Count every line where "الله" shows up, and give that number only.

Excerpt from a dataset:
──────
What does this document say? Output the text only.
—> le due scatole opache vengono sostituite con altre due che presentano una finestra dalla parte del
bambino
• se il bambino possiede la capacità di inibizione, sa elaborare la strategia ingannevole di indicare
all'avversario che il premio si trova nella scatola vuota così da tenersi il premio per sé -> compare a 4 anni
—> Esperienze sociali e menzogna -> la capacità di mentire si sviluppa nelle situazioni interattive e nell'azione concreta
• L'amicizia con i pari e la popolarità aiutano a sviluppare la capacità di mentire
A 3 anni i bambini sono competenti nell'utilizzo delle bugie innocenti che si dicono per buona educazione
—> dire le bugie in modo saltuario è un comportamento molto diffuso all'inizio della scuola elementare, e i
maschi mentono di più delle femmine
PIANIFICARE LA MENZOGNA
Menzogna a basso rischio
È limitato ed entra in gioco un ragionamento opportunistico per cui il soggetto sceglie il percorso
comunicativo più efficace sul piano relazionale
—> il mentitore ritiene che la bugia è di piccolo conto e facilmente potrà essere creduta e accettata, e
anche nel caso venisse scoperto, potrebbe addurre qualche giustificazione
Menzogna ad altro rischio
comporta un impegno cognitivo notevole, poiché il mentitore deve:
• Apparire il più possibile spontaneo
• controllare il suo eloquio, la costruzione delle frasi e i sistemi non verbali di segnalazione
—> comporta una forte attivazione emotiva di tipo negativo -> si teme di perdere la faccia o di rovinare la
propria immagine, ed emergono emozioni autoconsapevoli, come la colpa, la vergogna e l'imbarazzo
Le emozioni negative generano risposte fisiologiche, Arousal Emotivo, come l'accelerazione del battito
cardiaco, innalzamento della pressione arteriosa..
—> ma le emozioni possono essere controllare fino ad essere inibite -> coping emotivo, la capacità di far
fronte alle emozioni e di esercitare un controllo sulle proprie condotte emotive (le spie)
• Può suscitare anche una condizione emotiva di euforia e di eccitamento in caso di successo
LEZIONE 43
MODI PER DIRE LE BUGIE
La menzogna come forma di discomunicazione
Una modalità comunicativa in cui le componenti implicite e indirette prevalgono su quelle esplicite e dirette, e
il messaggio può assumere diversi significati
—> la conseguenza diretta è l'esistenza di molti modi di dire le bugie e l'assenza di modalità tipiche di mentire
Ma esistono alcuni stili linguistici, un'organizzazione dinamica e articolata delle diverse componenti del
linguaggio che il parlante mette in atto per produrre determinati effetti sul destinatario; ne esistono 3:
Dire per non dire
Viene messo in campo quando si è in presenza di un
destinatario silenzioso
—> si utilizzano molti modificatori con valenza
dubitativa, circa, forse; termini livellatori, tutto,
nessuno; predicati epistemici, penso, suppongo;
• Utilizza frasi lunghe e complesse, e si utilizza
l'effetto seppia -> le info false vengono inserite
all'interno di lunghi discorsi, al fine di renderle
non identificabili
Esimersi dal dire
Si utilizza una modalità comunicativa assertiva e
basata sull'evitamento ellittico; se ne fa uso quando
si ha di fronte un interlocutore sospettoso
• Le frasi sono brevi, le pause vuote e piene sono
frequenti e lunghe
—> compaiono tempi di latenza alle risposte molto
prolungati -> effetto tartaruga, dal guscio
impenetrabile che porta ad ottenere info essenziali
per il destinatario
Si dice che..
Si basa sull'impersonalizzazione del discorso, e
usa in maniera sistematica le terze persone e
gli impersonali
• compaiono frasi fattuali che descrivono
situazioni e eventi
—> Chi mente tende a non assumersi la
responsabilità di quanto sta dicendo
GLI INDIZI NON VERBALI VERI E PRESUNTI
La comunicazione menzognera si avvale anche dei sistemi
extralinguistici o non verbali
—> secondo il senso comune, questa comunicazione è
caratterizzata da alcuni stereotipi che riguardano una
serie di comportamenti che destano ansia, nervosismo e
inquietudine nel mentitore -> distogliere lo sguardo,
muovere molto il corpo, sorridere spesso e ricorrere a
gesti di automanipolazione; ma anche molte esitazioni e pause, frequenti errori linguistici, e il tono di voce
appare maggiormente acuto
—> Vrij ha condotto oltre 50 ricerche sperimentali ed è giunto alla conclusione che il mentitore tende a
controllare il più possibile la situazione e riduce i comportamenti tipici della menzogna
──────
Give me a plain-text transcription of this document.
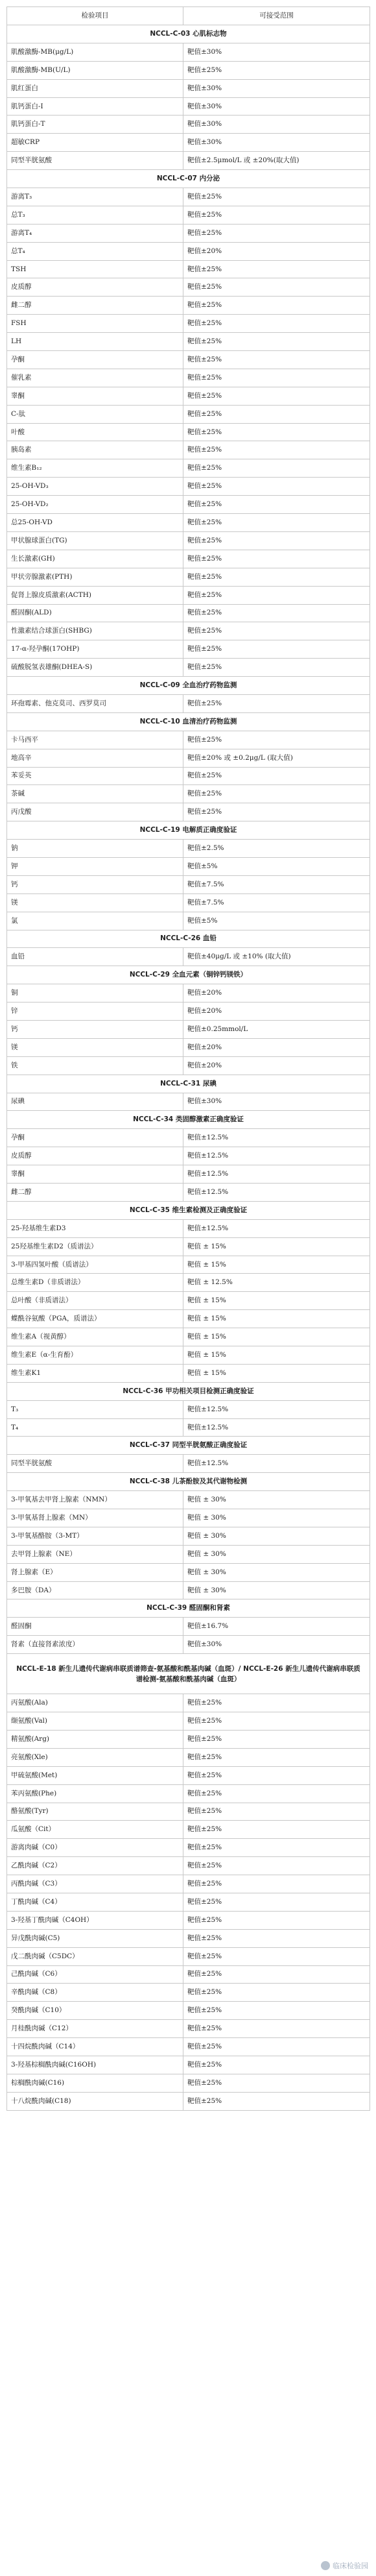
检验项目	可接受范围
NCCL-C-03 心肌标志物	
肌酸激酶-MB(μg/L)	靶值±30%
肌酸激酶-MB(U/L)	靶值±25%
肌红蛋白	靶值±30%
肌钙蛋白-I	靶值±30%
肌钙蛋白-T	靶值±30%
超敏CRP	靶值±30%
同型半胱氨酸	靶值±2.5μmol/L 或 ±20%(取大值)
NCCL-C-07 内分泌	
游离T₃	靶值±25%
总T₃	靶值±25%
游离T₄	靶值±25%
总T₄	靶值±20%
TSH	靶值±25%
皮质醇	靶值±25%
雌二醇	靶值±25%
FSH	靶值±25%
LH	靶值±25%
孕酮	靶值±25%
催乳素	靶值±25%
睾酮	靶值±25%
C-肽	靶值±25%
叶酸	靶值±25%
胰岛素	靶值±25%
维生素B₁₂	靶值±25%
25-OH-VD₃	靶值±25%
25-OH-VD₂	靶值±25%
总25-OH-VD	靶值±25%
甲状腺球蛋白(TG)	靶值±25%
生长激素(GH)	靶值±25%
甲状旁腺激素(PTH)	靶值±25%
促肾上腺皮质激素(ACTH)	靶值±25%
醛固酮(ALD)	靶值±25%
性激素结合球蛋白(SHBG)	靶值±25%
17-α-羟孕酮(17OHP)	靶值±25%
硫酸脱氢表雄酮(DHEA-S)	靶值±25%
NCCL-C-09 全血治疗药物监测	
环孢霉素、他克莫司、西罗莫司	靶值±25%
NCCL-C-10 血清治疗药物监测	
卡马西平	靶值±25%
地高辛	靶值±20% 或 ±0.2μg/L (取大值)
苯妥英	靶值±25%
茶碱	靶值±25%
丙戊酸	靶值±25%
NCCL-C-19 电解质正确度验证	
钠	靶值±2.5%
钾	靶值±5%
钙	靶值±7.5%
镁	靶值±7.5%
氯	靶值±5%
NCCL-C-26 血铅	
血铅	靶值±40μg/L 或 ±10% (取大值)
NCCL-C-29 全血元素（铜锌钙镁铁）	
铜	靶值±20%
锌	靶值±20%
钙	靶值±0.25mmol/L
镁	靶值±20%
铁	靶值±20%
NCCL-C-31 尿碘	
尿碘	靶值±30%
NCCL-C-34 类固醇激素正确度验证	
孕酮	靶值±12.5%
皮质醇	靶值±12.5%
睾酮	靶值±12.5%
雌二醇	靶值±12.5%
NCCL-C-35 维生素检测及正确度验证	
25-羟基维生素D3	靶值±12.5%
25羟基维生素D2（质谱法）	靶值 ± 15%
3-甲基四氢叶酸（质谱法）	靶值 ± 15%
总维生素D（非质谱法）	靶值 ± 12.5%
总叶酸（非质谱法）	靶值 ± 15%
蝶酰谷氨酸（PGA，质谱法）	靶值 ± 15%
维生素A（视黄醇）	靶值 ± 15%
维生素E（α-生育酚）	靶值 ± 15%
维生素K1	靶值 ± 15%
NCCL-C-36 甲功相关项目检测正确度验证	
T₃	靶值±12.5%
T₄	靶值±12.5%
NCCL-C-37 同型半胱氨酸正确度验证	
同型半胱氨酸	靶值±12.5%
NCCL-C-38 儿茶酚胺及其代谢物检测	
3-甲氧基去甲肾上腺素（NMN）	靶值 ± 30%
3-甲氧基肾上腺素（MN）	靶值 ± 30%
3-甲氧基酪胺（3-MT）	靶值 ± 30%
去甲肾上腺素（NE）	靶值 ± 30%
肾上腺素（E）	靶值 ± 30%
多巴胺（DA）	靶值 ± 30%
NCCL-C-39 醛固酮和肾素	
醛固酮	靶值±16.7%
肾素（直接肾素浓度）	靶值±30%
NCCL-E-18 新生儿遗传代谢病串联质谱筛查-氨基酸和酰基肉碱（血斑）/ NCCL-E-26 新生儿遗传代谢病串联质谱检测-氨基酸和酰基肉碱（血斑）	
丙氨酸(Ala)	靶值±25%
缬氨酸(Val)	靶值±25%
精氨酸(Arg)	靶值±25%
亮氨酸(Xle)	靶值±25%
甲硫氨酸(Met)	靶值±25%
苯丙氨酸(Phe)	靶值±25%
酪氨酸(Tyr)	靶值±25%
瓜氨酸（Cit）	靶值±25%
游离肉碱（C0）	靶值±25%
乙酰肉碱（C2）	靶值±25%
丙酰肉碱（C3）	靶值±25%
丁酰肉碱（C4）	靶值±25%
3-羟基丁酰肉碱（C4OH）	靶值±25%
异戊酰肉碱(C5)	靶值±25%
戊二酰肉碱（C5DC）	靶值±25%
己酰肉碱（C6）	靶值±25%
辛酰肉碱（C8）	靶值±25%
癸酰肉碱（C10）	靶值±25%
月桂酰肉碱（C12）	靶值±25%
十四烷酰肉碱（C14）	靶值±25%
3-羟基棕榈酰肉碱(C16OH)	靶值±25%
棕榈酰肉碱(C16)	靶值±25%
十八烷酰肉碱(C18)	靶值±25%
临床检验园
──────
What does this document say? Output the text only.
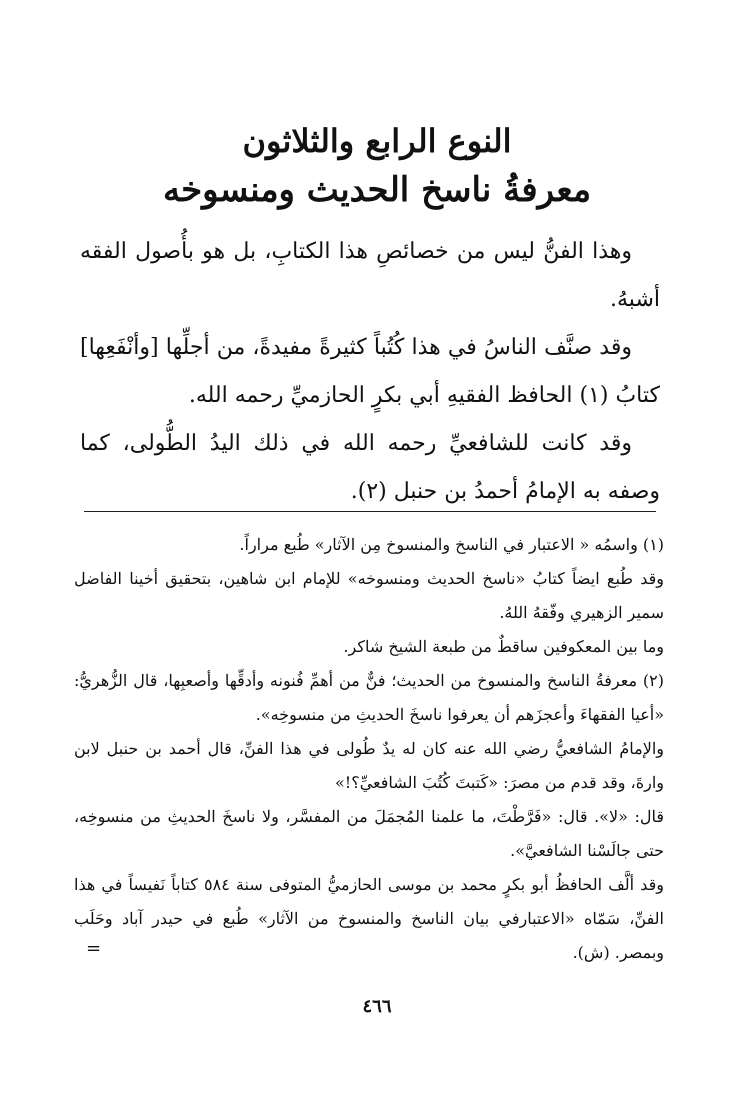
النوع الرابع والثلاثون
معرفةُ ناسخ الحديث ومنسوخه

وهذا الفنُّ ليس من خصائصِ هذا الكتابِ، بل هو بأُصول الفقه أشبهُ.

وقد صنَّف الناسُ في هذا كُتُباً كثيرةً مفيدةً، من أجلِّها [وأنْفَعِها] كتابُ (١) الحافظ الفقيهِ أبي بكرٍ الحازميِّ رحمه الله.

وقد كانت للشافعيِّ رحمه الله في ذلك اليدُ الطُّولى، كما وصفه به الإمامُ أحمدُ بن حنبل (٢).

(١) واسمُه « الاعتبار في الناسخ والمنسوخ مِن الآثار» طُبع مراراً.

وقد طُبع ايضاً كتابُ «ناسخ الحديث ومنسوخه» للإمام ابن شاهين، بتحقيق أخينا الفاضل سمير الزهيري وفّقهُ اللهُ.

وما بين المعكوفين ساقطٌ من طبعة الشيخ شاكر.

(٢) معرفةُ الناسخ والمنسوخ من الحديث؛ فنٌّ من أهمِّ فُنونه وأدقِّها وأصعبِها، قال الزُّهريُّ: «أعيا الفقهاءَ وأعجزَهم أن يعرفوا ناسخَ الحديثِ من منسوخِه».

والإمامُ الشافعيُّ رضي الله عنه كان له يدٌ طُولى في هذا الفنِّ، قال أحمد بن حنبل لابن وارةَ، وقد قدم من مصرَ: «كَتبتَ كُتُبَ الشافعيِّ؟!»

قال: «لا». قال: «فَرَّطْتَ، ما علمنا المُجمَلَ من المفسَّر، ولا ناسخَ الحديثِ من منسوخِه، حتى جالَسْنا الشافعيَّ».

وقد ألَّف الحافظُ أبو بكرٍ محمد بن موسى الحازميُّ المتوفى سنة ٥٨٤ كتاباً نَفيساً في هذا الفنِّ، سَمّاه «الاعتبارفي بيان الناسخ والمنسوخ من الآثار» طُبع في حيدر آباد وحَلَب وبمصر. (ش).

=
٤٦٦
──────
> **ANSWER TO THIS PROBLEM**: 4